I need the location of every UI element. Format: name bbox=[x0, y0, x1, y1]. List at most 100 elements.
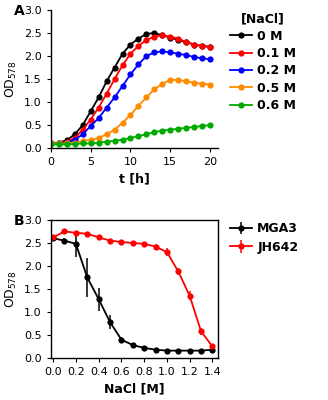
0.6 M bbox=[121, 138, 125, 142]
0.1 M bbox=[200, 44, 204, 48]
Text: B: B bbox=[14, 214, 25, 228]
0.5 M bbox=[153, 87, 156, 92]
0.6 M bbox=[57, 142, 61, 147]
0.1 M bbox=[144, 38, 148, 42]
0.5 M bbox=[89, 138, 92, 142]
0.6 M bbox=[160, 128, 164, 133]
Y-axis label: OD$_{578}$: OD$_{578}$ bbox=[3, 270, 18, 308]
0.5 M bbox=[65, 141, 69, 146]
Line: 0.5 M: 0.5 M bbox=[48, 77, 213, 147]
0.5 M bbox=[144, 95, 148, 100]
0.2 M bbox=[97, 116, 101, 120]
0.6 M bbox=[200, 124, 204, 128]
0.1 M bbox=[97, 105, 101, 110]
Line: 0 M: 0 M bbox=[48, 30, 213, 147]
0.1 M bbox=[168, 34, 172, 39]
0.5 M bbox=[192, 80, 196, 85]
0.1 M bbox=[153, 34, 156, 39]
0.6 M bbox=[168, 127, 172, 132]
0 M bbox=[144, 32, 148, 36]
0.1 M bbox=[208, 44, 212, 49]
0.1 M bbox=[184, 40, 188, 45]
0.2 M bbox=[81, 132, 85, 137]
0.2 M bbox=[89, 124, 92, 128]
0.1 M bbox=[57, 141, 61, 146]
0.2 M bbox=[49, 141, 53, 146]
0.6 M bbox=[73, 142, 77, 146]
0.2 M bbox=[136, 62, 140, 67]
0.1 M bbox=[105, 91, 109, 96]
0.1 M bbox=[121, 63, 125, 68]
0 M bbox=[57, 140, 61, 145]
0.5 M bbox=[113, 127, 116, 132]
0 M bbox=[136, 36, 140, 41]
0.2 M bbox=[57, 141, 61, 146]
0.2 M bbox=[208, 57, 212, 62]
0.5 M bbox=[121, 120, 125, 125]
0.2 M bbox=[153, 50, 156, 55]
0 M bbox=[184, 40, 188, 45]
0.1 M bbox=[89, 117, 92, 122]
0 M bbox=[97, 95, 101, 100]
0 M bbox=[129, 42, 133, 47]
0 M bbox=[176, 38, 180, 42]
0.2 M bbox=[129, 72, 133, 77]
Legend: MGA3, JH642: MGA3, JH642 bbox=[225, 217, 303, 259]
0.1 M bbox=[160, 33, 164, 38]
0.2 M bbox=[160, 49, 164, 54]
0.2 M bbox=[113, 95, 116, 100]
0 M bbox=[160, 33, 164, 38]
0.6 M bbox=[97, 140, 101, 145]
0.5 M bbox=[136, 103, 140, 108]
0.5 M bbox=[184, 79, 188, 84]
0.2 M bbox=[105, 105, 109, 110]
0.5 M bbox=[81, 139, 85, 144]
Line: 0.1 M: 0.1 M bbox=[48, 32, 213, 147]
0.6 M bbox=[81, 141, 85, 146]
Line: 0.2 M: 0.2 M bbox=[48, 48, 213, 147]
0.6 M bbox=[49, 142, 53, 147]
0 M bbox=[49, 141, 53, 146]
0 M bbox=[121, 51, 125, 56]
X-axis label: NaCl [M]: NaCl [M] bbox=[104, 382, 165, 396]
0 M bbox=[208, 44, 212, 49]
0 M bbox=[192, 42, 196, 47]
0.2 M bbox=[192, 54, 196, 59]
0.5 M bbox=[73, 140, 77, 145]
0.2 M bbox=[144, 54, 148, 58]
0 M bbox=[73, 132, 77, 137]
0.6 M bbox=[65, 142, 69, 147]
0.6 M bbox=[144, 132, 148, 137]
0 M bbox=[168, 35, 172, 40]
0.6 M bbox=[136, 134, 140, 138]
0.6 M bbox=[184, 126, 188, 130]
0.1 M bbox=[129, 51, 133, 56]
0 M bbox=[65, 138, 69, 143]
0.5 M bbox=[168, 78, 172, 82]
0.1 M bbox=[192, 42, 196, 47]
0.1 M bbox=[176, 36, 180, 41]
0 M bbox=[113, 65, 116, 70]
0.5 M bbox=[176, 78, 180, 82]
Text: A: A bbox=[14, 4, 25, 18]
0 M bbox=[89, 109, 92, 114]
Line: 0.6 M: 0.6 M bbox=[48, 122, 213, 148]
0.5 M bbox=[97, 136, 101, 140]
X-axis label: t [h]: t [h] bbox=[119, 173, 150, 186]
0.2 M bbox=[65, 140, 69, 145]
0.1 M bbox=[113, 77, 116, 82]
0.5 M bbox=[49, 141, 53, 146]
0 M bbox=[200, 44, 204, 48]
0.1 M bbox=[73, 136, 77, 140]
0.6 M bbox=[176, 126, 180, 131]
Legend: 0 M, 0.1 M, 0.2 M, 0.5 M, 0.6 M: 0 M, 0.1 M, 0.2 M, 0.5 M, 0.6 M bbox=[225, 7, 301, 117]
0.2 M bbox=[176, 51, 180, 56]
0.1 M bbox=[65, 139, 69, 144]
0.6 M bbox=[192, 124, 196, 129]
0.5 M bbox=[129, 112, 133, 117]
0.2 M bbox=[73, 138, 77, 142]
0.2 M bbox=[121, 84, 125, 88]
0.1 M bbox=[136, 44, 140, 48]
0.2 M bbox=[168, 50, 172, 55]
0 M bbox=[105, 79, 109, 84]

- - - - -

### What to work on:
Please print all of the data above again, line for line and without changes. Leave out any pictures.

### Written solution:
I need the location of every UI element. Format: name bbox=[x0, y0, x1, y1]. List at most 100 elements.
0.6 M bbox=[121, 138, 125, 142]
0.1 M bbox=[200, 44, 204, 48]
Text: B: B bbox=[14, 214, 25, 228]
0.5 M bbox=[153, 87, 156, 92]
0.6 M bbox=[57, 142, 61, 147]
0.1 M bbox=[144, 38, 148, 42]
0.5 M bbox=[89, 138, 92, 142]
0.6 M bbox=[160, 128, 164, 133]
Y-axis label: OD$_{578}$: OD$_{578}$ bbox=[3, 270, 18, 308]
0.5 M bbox=[65, 141, 69, 146]
Line: 0.5 M: 0.5 M bbox=[48, 77, 213, 147]
0.5 M bbox=[144, 95, 148, 100]
0.2 M bbox=[97, 116, 101, 120]
0.6 M bbox=[200, 124, 204, 128]
0.1 M bbox=[97, 105, 101, 110]
Line: 0 M: 0 M bbox=[48, 30, 213, 147]
0.1 M bbox=[168, 34, 172, 39]
0.5 M bbox=[192, 80, 196, 85]
0.1 M bbox=[153, 34, 156, 39]
0.6 M bbox=[168, 127, 172, 132]
0 M bbox=[144, 32, 148, 36]
0.1 M bbox=[208, 44, 212, 49]
0.1 M bbox=[184, 40, 188, 45]
0.2 M bbox=[81, 132, 85, 137]
0.2 M bbox=[89, 124, 92, 128]
0.1 M bbox=[57, 141, 61, 146]
0.2 M bbox=[49, 141, 53, 146]
0.6 M bbox=[73, 142, 77, 146]
0.2 M bbox=[136, 62, 140, 67]
0.1 M bbox=[105, 91, 109, 96]
0.1 M bbox=[121, 63, 125, 68]
0 M bbox=[57, 140, 61, 145]
0.5 M bbox=[113, 127, 116, 132]
0 M bbox=[136, 36, 140, 41]
0.2 M bbox=[57, 141, 61, 146]
0.2 M bbox=[208, 57, 212, 62]
0.5 M bbox=[121, 120, 125, 125]
0.2 M bbox=[153, 50, 156, 55]
0 M bbox=[184, 40, 188, 45]
0.1 M bbox=[89, 117, 92, 122]
0 M bbox=[97, 95, 101, 100]
0 M bbox=[129, 42, 133, 47]
0 M bbox=[176, 38, 180, 42]
0.2 M bbox=[129, 72, 133, 77]
Legend: MGA3, JH642: MGA3, JH642 bbox=[225, 217, 303, 259]
0.1 M bbox=[160, 33, 164, 38]
0.2 M bbox=[160, 49, 164, 54]
0.2 M bbox=[113, 95, 116, 100]
0 M bbox=[160, 33, 164, 38]
0.6 M bbox=[97, 140, 101, 145]
0.5 M bbox=[136, 103, 140, 108]
0.5 M bbox=[184, 79, 188, 84]
0.2 M bbox=[105, 105, 109, 110]
0.5 M bbox=[81, 139, 85, 144]
Line: 0.1 M: 0.1 M bbox=[48, 32, 213, 147]
0.6 M bbox=[81, 141, 85, 146]
Line: 0.2 M: 0.2 M bbox=[48, 48, 213, 147]
0.6 M bbox=[49, 142, 53, 147]
0 M bbox=[49, 141, 53, 146]
0 M bbox=[121, 51, 125, 56]
X-axis label: NaCl [M]: NaCl [M] bbox=[104, 382, 165, 396]
0 M bbox=[208, 44, 212, 49]
0 M bbox=[192, 42, 196, 47]
0.2 M bbox=[192, 54, 196, 59]
0.5 M bbox=[73, 140, 77, 145]
0.2 M bbox=[144, 54, 148, 58]
0 M bbox=[73, 132, 77, 137]
0.6 M bbox=[65, 142, 69, 147]
0.6 M bbox=[144, 132, 148, 137]
0 M bbox=[168, 35, 172, 40]
0.6 M bbox=[136, 134, 140, 138]
0.6 M bbox=[184, 126, 188, 130]
0.1 M bbox=[129, 51, 133, 56]
0 M bbox=[65, 138, 69, 143]
0.5 M bbox=[168, 78, 172, 82]
0.1 M bbox=[192, 42, 196, 47]
0.1 M bbox=[176, 36, 180, 41]
0 M bbox=[113, 65, 116, 70]
0.5 M bbox=[176, 78, 180, 82]
Text: A: A bbox=[14, 4, 25, 18]
0 M bbox=[89, 109, 92, 114]
Line: 0.6 M: 0.6 M bbox=[48, 122, 213, 148]
0.5 M bbox=[97, 136, 101, 140]
X-axis label: t [h]: t [h] bbox=[119, 173, 150, 186]
0.2 M bbox=[65, 140, 69, 145]
0.1 M bbox=[113, 77, 116, 82]
0.5 M bbox=[49, 141, 53, 146]
0 M bbox=[200, 44, 204, 48]
0.1 M bbox=[73, 136, 77, 140]
0.6 M bbox=[176, 126, 180, 131]
Legend: 0 M, 0.1 M, 0.2 M, 0.5 M, 0.6 M: 0 M, 0.1 M, 0.2 M, 0.5 M, 0.6 M bbox=[225, 7, 301, 117]
0.2 M bbox=[176, 51, 180, 56]
0.1 M bbox=[65, 139, 69, 144]
0.6 M bbox=[192, 124, 196, 129]
0.5 M bbox=[129, 112, 133, 117]
0.2 M bbox=[73, 138, 77, 142]
0.2 M bbox=[121, 84, 125, 88]
0.1 M bbox=[136, 44, 140, 48]
0.2 M bbox=[168, 50, 172, 55]
0 M bbox=[105, 79, 109, 84]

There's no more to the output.